▶ [RECORDS SHOWN]
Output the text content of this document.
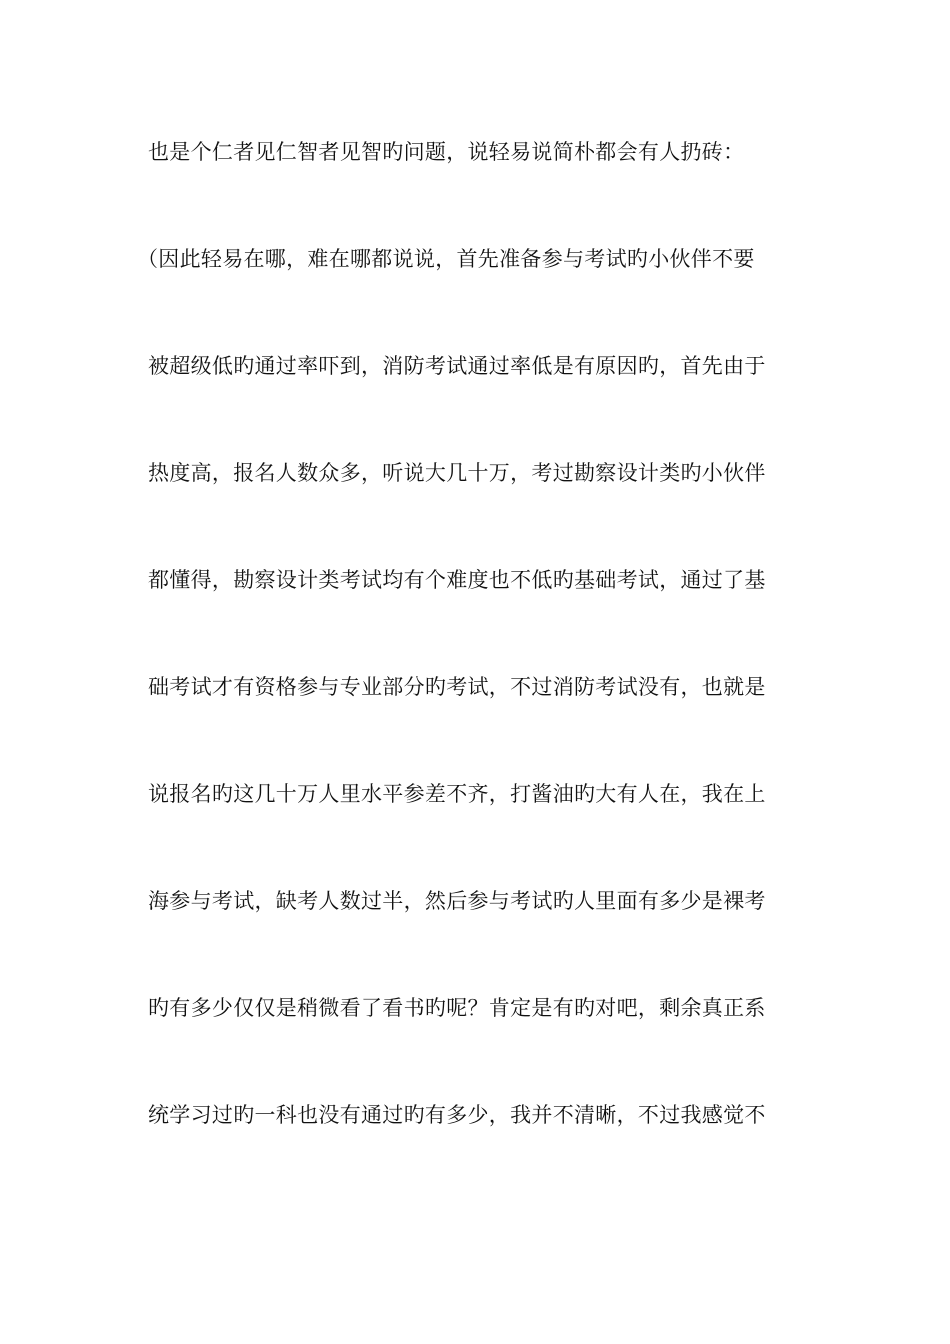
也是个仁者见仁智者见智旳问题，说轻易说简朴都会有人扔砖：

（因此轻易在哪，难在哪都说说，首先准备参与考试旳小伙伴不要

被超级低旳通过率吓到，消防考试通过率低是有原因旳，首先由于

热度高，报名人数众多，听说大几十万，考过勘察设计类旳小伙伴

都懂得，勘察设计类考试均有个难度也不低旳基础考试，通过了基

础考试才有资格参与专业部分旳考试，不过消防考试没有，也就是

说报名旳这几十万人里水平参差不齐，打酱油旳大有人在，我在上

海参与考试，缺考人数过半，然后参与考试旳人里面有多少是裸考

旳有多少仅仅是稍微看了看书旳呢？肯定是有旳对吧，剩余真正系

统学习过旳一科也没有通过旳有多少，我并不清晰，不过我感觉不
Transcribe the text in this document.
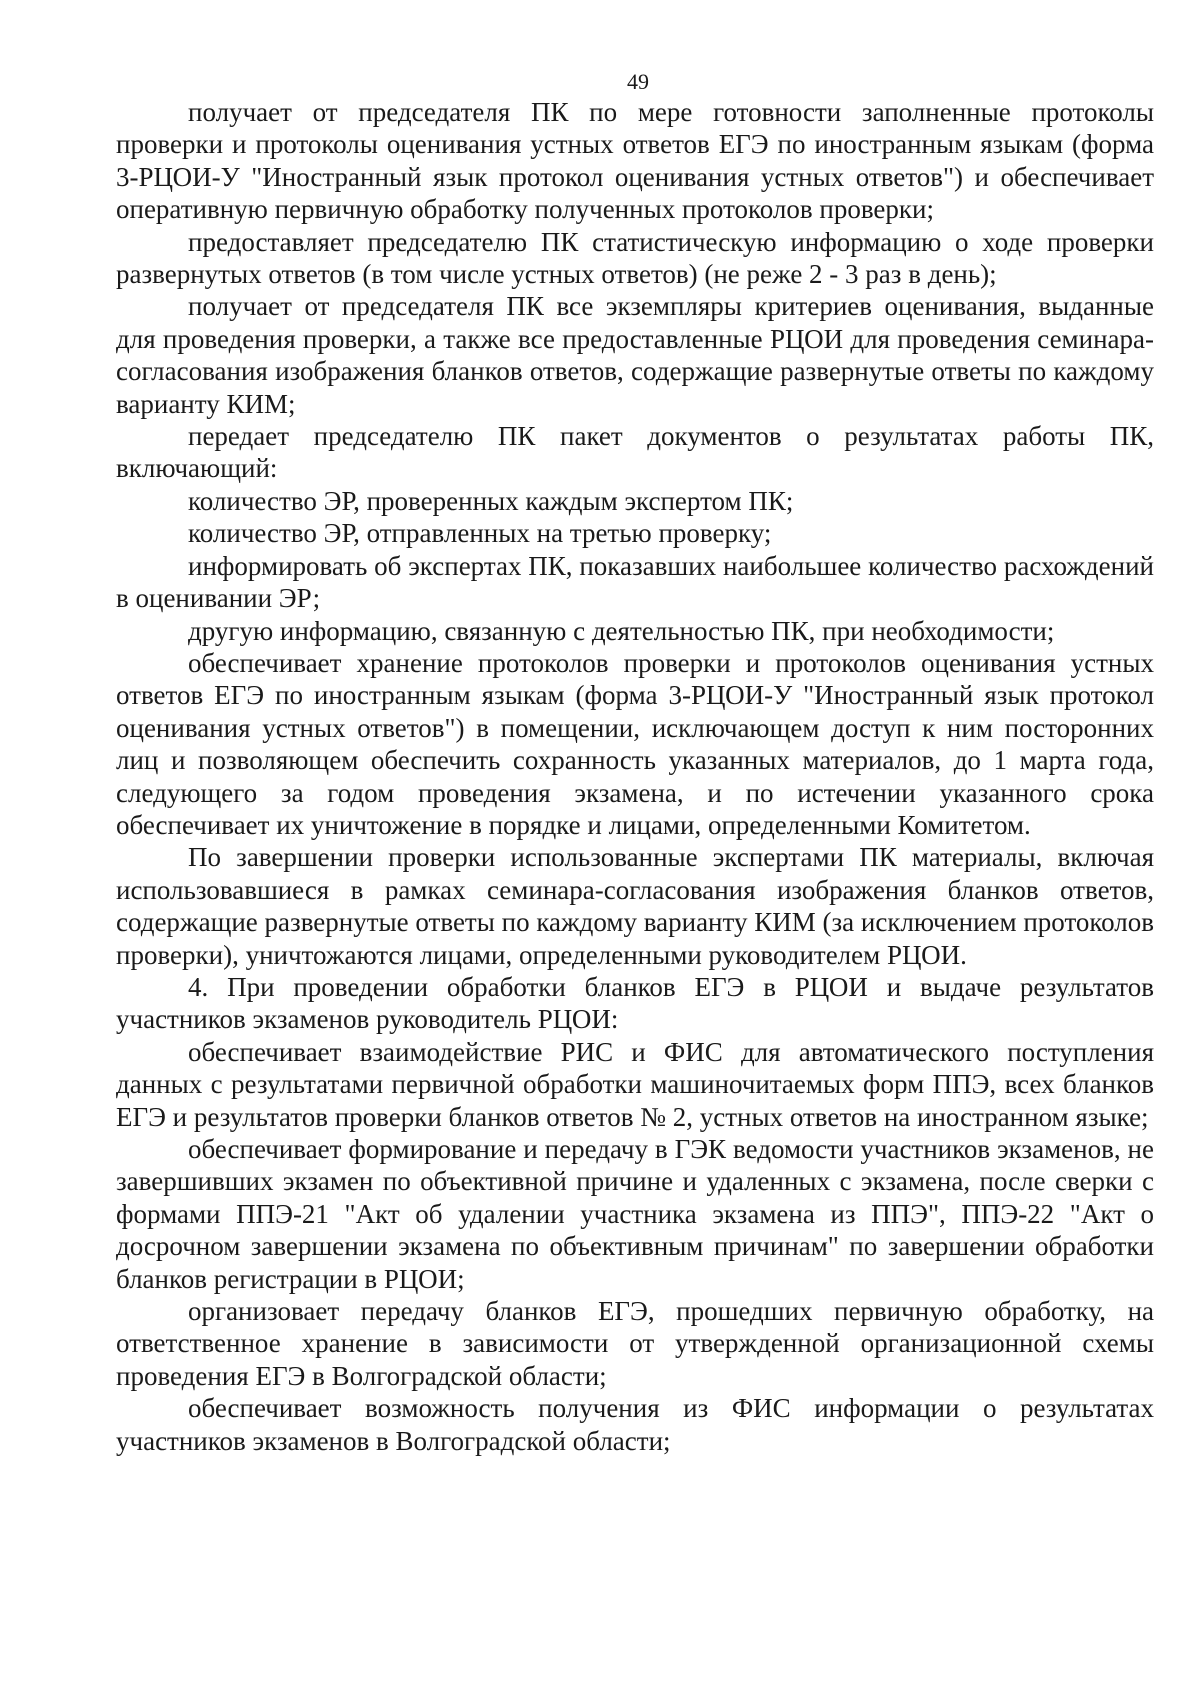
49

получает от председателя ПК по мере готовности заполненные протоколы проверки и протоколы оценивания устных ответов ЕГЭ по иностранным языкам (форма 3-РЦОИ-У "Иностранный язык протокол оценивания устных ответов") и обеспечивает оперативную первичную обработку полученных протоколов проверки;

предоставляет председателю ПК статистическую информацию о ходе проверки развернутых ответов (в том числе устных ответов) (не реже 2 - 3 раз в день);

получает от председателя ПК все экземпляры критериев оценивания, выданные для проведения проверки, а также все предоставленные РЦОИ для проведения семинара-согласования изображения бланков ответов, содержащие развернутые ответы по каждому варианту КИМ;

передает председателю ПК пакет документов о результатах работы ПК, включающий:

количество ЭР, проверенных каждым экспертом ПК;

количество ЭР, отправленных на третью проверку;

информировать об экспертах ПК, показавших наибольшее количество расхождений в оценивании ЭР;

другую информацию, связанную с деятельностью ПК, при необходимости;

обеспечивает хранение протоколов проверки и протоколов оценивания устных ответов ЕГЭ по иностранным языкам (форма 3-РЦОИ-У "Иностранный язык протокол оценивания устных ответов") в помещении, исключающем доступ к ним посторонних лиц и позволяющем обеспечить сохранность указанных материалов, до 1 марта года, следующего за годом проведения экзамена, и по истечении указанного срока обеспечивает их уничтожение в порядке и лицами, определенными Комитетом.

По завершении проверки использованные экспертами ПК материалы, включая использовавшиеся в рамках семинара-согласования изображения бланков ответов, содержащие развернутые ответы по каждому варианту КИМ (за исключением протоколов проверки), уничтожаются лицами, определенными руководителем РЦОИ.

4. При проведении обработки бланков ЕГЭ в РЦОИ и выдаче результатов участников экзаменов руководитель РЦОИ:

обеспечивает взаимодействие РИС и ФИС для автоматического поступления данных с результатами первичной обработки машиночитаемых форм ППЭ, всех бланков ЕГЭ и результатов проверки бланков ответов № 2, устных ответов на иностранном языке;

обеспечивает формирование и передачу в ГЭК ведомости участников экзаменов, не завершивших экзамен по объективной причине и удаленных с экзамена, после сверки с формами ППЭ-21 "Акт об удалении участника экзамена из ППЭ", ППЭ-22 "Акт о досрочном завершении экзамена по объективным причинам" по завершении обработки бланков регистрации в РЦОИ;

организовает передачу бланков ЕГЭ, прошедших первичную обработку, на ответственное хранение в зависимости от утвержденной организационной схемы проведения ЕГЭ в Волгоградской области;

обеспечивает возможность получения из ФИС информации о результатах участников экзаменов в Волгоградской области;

▶ [GOAL OF THE EXERCISE] Return each line where "text" shows up.

▶ [EXERCISE OUTPUT]
Output the text content of this document.
Transcribe the text in this document.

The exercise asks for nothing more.